### Stated problem
Pull out every line containing the string "Cliente".
[Record extracts start]
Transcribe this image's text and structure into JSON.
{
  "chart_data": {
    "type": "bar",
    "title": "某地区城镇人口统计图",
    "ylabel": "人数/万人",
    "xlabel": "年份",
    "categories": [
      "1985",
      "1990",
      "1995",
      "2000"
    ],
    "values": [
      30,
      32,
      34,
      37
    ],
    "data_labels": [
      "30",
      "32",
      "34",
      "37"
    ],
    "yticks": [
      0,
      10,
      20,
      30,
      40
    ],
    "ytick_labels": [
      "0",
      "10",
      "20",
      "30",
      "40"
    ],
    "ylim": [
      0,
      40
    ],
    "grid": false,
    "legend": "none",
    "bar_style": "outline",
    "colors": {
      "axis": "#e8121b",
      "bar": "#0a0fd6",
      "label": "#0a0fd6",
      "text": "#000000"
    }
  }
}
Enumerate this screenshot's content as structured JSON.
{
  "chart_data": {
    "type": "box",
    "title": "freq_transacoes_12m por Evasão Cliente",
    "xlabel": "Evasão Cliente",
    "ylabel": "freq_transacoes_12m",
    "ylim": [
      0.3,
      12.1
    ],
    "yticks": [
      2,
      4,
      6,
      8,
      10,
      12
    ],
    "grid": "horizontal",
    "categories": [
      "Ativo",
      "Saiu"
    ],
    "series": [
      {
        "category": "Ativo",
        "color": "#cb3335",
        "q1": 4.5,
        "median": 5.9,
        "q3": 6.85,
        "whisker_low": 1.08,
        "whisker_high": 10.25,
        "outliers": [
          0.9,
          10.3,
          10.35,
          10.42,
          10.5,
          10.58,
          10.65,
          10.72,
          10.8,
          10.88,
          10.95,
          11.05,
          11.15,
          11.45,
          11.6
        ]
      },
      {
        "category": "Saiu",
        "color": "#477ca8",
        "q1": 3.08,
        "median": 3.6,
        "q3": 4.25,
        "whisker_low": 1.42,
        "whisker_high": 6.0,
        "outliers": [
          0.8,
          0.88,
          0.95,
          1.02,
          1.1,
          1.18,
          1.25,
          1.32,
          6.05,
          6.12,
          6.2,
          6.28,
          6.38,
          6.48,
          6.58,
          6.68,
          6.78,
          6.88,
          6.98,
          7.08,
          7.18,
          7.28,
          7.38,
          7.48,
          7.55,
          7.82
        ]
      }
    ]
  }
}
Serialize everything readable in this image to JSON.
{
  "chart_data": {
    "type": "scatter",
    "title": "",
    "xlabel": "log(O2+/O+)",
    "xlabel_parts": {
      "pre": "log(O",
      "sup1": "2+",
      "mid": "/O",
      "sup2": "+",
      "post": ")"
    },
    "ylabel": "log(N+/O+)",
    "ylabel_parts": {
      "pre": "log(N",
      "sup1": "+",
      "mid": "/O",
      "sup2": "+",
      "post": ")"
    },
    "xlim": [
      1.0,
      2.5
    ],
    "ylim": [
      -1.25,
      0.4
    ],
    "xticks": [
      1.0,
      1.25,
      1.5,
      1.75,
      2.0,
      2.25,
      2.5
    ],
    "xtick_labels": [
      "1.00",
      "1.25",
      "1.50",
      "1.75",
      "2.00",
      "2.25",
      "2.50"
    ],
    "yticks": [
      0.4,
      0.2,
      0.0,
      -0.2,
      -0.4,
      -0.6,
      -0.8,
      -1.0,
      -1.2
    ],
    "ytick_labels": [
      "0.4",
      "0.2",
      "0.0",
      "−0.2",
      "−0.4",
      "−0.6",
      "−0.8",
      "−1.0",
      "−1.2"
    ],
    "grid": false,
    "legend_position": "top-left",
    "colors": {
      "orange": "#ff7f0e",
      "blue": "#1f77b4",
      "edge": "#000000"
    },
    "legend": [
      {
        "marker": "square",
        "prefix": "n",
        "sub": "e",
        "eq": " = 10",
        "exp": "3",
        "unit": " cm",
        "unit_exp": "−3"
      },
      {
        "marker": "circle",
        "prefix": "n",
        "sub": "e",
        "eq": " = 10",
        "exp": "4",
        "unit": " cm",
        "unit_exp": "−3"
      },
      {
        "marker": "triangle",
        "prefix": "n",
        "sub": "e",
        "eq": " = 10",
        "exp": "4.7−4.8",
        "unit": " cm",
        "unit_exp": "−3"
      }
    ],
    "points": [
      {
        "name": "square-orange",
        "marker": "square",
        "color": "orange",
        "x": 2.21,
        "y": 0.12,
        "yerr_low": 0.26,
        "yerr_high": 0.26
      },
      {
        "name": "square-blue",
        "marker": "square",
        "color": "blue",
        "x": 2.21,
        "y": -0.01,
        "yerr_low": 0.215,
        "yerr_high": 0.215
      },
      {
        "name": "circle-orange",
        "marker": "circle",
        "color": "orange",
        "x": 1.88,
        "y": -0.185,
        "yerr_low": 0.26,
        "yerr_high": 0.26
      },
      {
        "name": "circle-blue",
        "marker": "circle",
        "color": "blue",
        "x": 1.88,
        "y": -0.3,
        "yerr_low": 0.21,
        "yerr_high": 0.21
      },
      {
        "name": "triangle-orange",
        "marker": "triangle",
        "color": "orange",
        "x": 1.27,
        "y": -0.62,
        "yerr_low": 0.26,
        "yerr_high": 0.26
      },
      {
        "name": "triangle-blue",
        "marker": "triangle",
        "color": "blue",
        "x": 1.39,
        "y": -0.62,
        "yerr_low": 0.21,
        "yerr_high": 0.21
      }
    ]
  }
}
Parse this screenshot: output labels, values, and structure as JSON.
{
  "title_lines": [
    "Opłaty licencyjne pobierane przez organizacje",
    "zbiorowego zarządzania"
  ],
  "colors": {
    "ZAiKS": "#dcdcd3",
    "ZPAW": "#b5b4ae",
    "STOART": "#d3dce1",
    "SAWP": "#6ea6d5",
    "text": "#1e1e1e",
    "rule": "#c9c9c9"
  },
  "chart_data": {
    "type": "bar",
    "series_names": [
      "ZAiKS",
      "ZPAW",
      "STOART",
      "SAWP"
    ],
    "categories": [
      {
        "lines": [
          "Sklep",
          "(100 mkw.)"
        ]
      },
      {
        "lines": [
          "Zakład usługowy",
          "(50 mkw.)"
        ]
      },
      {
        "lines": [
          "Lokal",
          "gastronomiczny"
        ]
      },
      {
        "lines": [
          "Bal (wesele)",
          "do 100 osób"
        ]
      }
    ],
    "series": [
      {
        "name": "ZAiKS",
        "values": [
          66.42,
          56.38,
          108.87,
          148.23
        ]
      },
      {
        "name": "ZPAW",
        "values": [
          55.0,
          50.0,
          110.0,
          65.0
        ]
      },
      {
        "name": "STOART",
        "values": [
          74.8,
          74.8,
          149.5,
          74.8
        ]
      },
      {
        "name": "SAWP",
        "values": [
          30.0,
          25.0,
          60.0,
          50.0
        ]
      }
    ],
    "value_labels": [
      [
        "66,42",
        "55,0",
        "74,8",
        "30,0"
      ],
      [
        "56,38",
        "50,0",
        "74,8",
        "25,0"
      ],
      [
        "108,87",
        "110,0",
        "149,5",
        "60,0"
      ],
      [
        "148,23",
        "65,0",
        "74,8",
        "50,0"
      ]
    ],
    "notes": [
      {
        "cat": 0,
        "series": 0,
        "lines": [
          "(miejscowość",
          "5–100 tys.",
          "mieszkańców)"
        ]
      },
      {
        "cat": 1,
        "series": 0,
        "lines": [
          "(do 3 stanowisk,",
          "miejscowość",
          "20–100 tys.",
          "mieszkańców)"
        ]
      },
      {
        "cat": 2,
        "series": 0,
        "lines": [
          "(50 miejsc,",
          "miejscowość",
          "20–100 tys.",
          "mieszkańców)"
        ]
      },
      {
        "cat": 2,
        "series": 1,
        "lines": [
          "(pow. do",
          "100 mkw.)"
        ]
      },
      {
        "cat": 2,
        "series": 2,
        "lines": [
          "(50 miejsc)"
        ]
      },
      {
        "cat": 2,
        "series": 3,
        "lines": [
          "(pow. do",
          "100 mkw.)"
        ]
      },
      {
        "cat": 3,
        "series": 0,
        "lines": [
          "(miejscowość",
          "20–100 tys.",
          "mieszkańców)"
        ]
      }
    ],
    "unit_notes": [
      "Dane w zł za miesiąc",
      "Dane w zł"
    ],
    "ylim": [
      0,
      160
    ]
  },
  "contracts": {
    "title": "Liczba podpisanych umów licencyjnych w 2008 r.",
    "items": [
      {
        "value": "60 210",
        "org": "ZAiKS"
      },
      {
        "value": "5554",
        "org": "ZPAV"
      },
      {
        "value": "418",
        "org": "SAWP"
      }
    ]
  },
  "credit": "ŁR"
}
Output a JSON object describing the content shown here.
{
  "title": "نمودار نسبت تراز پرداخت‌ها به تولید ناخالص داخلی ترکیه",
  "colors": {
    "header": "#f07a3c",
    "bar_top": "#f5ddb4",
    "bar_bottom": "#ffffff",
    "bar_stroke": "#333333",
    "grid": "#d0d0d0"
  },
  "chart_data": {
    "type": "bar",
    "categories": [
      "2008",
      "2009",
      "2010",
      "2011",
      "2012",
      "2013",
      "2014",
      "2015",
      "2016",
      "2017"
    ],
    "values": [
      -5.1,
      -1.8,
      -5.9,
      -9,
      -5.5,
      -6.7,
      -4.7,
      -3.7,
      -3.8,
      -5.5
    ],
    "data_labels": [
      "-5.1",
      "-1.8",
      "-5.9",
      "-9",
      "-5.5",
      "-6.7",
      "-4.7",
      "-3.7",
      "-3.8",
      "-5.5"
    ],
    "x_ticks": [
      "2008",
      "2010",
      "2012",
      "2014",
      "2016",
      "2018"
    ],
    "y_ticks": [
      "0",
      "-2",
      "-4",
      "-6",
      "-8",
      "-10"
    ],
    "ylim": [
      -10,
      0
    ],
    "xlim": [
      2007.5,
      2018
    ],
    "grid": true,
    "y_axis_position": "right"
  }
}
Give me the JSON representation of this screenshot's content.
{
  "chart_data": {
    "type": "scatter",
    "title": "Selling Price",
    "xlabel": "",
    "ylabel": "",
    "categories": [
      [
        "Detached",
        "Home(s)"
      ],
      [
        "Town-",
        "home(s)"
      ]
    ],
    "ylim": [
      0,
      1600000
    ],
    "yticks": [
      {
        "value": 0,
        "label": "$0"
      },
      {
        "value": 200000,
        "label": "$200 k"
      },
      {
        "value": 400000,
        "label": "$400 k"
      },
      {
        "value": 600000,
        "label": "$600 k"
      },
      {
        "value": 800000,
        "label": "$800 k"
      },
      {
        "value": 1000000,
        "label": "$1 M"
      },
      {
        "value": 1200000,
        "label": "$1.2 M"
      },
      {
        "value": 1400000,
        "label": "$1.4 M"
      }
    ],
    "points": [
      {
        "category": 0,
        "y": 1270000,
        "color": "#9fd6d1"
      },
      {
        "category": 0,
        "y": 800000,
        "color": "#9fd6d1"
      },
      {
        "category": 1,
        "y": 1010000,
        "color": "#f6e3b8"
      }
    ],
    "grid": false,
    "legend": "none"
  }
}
[Record extracts end]
### Full response
    "title": "freq_transacoes_12m por Evasão Cliente",
    "xlabel": "Evasão Cliente",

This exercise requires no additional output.